Required work:
Count, in the entries below, the lines in which "Tokyo" occurs. Give the number, nothing more.

-- start --

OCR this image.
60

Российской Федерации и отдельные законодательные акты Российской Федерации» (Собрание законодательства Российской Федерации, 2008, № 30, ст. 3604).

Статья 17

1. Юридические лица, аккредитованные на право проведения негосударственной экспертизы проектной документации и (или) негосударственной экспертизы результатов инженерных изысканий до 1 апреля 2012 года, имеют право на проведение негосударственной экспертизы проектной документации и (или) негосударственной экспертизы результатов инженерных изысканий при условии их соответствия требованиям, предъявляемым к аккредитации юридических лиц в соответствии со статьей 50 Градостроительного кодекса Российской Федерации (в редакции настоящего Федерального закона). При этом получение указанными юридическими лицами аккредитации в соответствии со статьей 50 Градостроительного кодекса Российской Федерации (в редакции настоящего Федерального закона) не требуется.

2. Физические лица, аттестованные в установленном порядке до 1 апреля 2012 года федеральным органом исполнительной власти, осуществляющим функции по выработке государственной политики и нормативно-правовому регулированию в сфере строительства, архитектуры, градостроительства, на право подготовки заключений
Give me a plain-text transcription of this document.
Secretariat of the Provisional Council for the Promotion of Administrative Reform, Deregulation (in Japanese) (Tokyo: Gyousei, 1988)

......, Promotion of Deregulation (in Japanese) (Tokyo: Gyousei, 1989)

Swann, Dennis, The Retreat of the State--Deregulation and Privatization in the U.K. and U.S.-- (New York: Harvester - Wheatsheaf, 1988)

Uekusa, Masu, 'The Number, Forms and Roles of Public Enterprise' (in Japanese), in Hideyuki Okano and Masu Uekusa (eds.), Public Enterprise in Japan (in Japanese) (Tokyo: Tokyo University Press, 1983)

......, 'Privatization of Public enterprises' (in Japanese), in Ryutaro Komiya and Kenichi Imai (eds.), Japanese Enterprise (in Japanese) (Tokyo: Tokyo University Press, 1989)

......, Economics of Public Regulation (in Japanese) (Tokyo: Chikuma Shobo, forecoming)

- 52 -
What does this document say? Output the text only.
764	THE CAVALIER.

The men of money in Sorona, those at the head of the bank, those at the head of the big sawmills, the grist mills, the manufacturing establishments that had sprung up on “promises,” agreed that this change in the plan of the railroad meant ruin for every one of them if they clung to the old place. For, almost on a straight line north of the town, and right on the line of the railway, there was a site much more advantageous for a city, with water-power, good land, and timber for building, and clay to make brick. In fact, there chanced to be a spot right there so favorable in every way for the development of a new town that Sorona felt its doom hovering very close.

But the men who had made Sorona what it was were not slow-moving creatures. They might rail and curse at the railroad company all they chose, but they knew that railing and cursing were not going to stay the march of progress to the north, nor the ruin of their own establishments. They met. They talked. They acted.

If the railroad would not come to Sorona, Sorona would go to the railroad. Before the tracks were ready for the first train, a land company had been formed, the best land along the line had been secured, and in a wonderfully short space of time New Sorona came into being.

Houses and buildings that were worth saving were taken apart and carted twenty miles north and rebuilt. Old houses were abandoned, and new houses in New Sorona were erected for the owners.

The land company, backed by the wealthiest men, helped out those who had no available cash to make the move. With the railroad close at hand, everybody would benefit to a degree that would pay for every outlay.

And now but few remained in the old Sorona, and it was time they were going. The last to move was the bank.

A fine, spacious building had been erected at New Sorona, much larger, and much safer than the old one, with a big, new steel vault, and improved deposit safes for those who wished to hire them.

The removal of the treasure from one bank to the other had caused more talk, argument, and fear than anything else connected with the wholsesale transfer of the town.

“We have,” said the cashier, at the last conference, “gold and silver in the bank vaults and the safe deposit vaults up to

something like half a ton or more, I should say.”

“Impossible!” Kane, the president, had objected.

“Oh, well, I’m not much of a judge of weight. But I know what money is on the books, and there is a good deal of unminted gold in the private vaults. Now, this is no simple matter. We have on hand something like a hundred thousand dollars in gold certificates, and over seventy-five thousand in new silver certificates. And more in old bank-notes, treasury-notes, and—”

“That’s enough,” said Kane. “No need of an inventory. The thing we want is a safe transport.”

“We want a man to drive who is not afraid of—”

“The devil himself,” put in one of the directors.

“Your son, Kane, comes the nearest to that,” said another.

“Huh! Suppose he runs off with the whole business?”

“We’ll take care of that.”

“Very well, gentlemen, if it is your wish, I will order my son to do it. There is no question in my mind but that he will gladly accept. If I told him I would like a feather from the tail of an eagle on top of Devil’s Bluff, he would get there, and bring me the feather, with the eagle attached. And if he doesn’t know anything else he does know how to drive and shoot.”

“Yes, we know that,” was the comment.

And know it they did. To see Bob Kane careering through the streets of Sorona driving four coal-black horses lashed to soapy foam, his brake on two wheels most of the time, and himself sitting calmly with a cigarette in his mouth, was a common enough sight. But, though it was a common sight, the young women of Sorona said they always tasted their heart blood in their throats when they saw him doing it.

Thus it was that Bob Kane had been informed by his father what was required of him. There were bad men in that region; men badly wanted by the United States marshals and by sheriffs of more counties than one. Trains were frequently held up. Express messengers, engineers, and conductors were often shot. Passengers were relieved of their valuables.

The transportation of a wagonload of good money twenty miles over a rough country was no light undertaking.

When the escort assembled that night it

-- end --

Right answer:
5